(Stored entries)
start
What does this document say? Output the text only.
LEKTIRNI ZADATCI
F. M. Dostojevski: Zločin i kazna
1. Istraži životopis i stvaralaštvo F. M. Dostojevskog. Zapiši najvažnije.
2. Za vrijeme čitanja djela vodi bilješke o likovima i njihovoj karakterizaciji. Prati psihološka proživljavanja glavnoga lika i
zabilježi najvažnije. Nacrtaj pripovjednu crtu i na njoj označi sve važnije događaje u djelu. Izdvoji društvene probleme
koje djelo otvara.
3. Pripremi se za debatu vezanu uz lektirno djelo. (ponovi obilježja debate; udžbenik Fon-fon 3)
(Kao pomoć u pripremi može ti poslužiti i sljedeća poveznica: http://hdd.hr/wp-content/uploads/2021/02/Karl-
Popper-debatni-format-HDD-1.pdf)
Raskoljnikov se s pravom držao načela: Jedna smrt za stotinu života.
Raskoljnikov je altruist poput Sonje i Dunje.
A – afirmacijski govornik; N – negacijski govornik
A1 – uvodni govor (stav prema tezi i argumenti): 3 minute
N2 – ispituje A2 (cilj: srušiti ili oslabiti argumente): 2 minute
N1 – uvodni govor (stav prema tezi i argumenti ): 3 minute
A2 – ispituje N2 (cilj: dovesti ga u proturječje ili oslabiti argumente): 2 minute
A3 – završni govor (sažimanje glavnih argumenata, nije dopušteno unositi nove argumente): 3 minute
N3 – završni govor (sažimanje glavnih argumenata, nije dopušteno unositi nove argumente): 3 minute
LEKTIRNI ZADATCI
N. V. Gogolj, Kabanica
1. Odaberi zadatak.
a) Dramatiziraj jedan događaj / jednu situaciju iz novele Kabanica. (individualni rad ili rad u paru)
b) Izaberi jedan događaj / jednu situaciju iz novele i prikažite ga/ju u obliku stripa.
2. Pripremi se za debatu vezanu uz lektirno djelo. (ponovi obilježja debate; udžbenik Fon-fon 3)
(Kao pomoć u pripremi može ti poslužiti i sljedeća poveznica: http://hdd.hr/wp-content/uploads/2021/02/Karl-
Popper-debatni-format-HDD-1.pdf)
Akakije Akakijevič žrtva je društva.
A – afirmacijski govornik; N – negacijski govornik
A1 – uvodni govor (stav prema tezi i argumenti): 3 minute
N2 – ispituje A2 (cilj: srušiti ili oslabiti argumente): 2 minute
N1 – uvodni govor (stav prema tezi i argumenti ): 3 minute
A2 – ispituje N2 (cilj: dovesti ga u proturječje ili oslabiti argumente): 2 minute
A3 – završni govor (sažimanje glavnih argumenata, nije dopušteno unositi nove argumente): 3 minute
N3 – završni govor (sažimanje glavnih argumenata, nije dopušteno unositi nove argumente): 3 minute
end
_Task to complete:_
Print all of the data exactly as it was given.

_The result:_
What does this document say? Output the text only.
LEKTIRNI ZADATCI
F. M. Dostojevski: Zločin i kazna
1. Istraži životopis i stvaralaštvo F. M. Dostojevskog. Zapiši najvažnije.
2. Za vrijeme čitanja djela vodi bilješke o likovima i njihovoj karakterizaciji. Prati psihološka proživljavanja glavnoga lika i
zabilježi najvažnije. Nacrtaj pripovjednu crtu i na njoj označi sve važnije događaje u djelu. Izdvoji društvene probleme
koje djelo otvara.
3. Pripremi se za debatu vezanu uz lektirno djelo. (ponovi obilježja debate; udžbenik Fon-fon 3)
(Kao pomoć u pripremi može ti poslužiti i sljedeća poveznica: http://hdd.hr/wp-content/uploads/2021/02/Karl-
Popper-debatni-format-HDD-1.pdf)
Raskoljnikov se s pravom držao načela: Jedna smrt za stotinu života.
Raskoljnikov je altruist poput Sonje i Dunje.
A – afirmacijski govornik; N – negacijski govornik
A1 – uvodni govor (stav prema tezi i argumenti): 3 minute
N2 – ispituje A2 (cilj: srušiti ili oslabiti argumente): 2 minute
N1 – uvodni govor (stav prema tezi i argumenti ): 3 minute
A2 – ispituje N2 (cilj: dovesti ga u proturječje ili oslabiti argumente): 2 minute
A3 – završni govor (sažimanje glavnih argumenata, nije dopušteno unositi nove argumente): 3 minute
N3 – završni govor (sažimanje glavnih argumenata, nije dopušteno unositi nove argumente): 3 minute
LEKTIRNI ZADATCI
N. V. Gogolj, Kabanica
1. Odaberi zadatak.
a) Dramatiziraj jedan događaj / jednu situaciju iz novele Kabanica. (individualni rad ili rad u paru)
b) Izaberi jedan događaj / jednu situaciju iz novele i prikažite ga/ju u obliku stripa.
2. Pripremi se za debatu vezanu uz lektirno djelo. (ponovi obilježja debate; udžbenik Fon-fon 3)
(Kao pomoć u pripremi može ti poslužiti i sljedeća poveznica: http://hdd.hr/wp-content/uploads/2021/02/Karl-
Popper-debatni-format-HDD-1.pdf)
Akakije Akakijevič žrtva je društva.
A – afirmacijski govornik; N – negacijski govornik
A1 – uvodni govor (stav prema tezi i argumenti): 3 minute
N2 – ispituje A2 (cilj: srušiti ili oslabiti argumente): 2 minute
N1 – uvodni govor (stav prema tezi i argumenti ): 3 minute
A2 – ispituje N2 (cilj: dovesti ga u proturječje ili oslabiti argumente): 2 minute
A3 – završni govor (sažimanje glavnih argumenata, nije dopušteno unositi nove argumente): 3 minute
N3 – završni govor (sažimanje glavnih argumenata, nije dopušteno unositi nove argumente): 3 minute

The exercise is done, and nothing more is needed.